■ WORK TO DO: Make an exact copy of the records, with the pictures left out.

.....

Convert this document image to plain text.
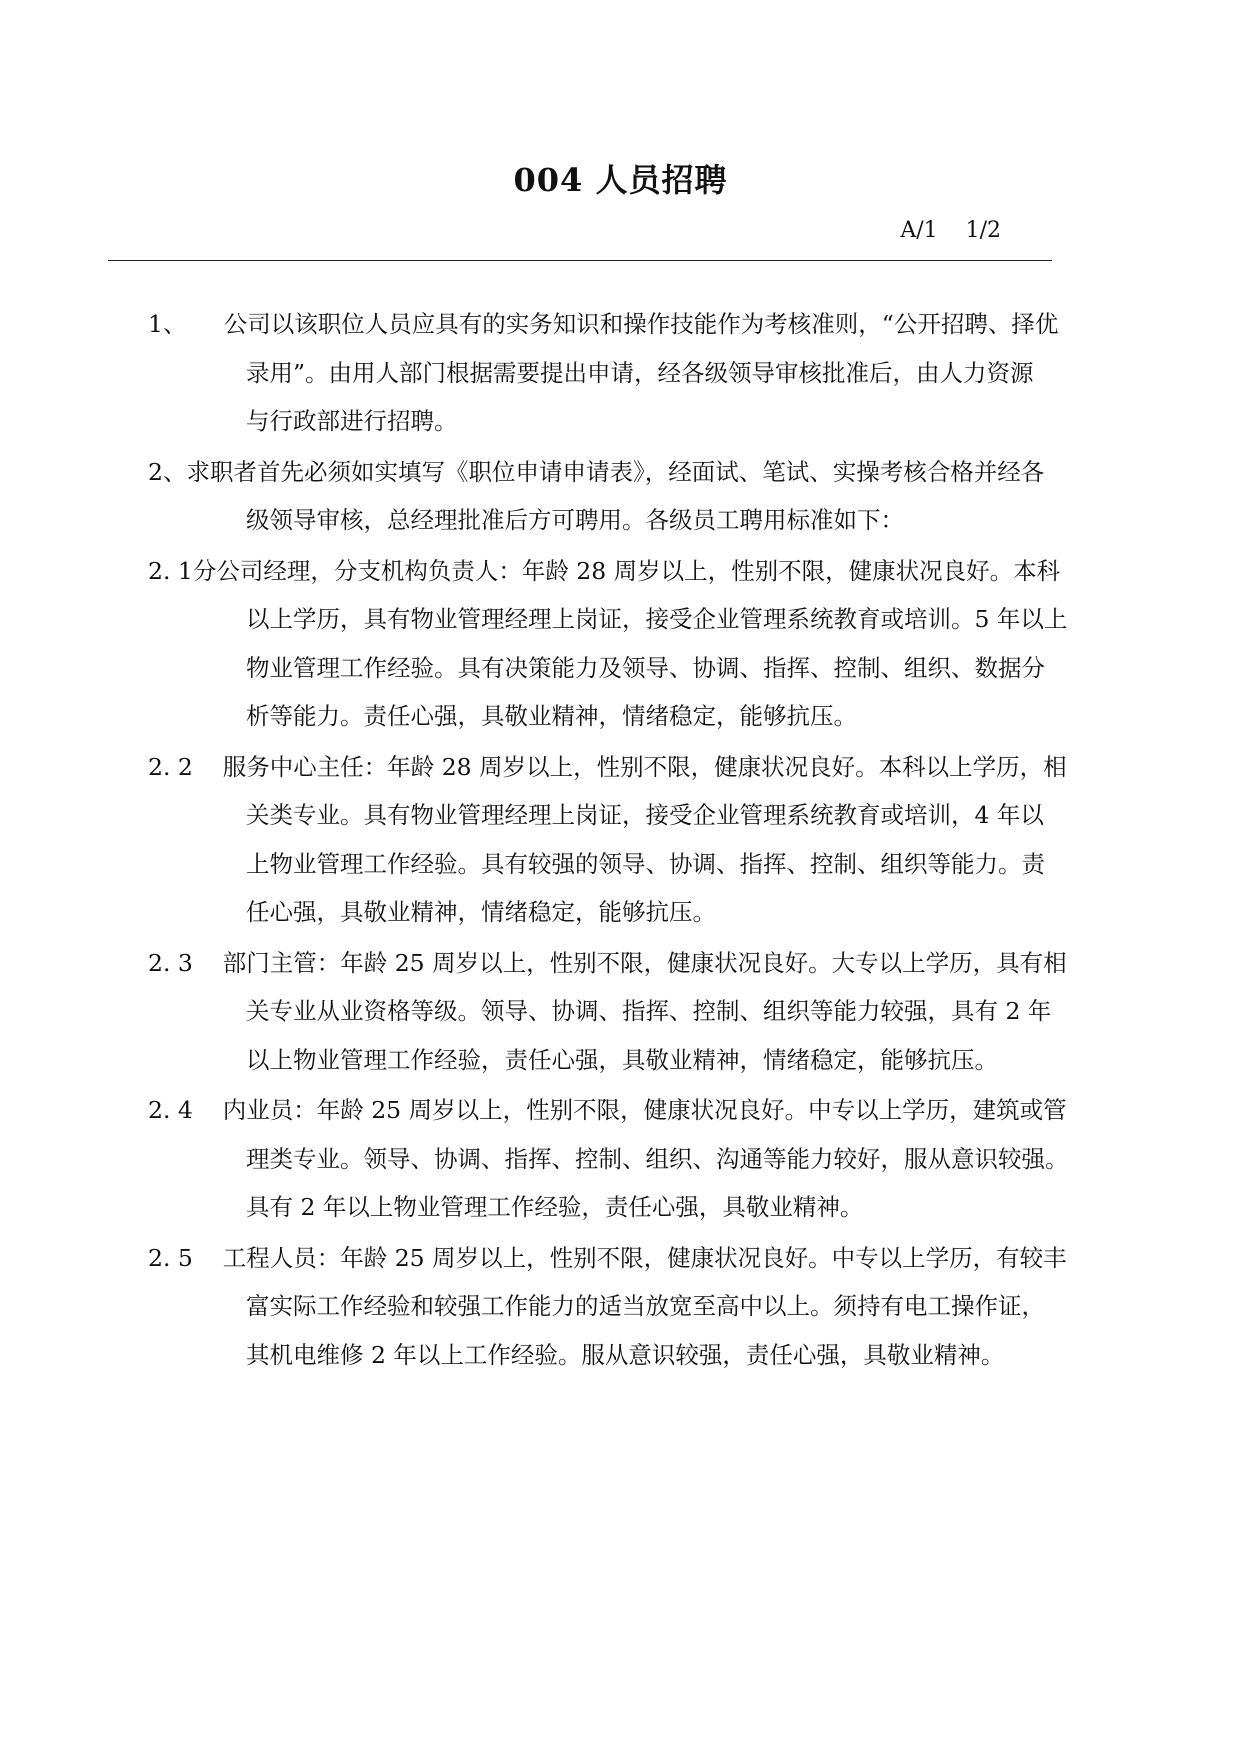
004 人员招聘
A/1 1/2
1、     公司以该职位人员应具有的实务知识和操作技能作为考核准则，“公开招聘、择优
录用”。由用人部门根据需要提出申请，经各级领导审核批准后，由人力资源
与行政部进行招聘。
2、求职者首先必须如实填写《职位申请申请表》，经面试、笔试、实操考核合格并经各
级领导审核，总经理批准后方可聘用。各级员工聘用标准如下：
2. 1分公司经理，分支机构负责人：年龄 28 周岁以上，性别不限，健康状况良好。本科
以上学历，具有物业管理经理上岗证，接受企业管理系统教育或培训。5 年以上
物业管理工作经验。具有决策能力及领导、协调、指挥、控制、组织、数据分
析等能力。责任心强，具敬业精神，情绪稳定，能够抗压。
2. 2    服务中心主任：年龄 28 周岁以上，性别不限，健康状况良好。本科以上学历，相
关类专业。具有物业管理经理上岗证，接受企业管理系统教育或培训，4 年以
上物业管理工作经验。具有较强的领导、协调、指挥、控制、组织等能力。责
任心强，具敬业精神，情绪稳定，能够抗压。
2. 3    部门主管：年龄 25 周岁以上，性别不限，健康状况良好。大专以上学历，具有相
关专业从业资格等级。领导、协调、指挥、控制、组织等能力较强，具有 2 年
以上物业管理工作经验，责任心强，具敬业精神，情绪稳定，能够抗压。
2. 4    内业员：年龄 25 周岁以上，性别不限，健康状况良好。中专以上学历，建筑或管
理类专业。领导、协调、指挥、控制、组织、沟通等能力较好，服从意识较强。
具有 2 年以上物业管理工作经验，责任心强，具敬业精神。
2. 5    工程人员：年龄 25 周岁以上，性别不限，健康状况良好。中专以上学历，有较丰
富实际工作经验和较强工作能力的适当放宽至高中以上。须持有电工操作证，
其机电维修 2 年以上工作经验。服从意识较强，责任心强，具敬业精神。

.....

■ EXPECTED ANSWER:
Convert this document image to plain text.
004 人员招聘
A/1 1/2
1、     公司以该职位人员应具有的实务知识和操作技能作为考核准则，“公开招聘、择优
录用”。由用人部门根据需要提出申请，经各级领导审核批准后，由人力资源
与行政部进行招聘。
2、求职者首先必须如实填写《职位申请申请表》，经面试、笔试、实操考核合格并经各
级领导审核，总经理批准后方可聘用。各级员工聘用标准如下：
2. 1分公司经理，分支机构负责人：年龄 28 周岁以上，性别不限，健康状况良好。本科
以上学历，具有物业管理经理上岗证，接受企业管理系统教育或培训。5 年以上
物业管理工作经验。具有决策能力及领导、协调、指挥、控制、组织、数据分
析等能力。责任心强，具敬业精神，情绪稳定，能够抗压。
2. 2    服务中心主任：年龄 28 周岁以上，性别不限，健康状况良好。本科以上学历，相
关类专业。具有物业管理经理上岗证，接受企业管理系统教育或培训，4 年以
上物业管理工作经验。具有较强的领导、协调、指挥、控制、组织等能力。责
任心强，具敬业精神，情绪稳定，能够抗压。
2. 3    部门主管：年龄 25 周岁以上，性别不限，健康状况良好。大专以上学历，具有相
关专业从业资格等级。领导、协调、指挥、控制、组织等能力较强，具有 2 年
以上物业管理工作经验，责任心强，具敬业精神，情绪稳定，能够抗压。
2. 4    内业员：年龄 25 周岁以上，性别不限，健康状况良好。中专以上学历，建筑或管
理类专业。领导、协调、指挥、控制、组织、沟通等能力较好，服从意识较强。
具有 2 年以上物业管理工作经验，责任心强，具敬业精神。
2. 5    工程人员：年龄 25 周岁以上，性别不限，健康状况良好。中专以上学历，有较丰
富实际工作经验和较强工作能力的适当放宽至高中以上。须持有电工操作证，
其机电维修 2 年以上工作经验。服从意识较强，责任心强，具敬业精神。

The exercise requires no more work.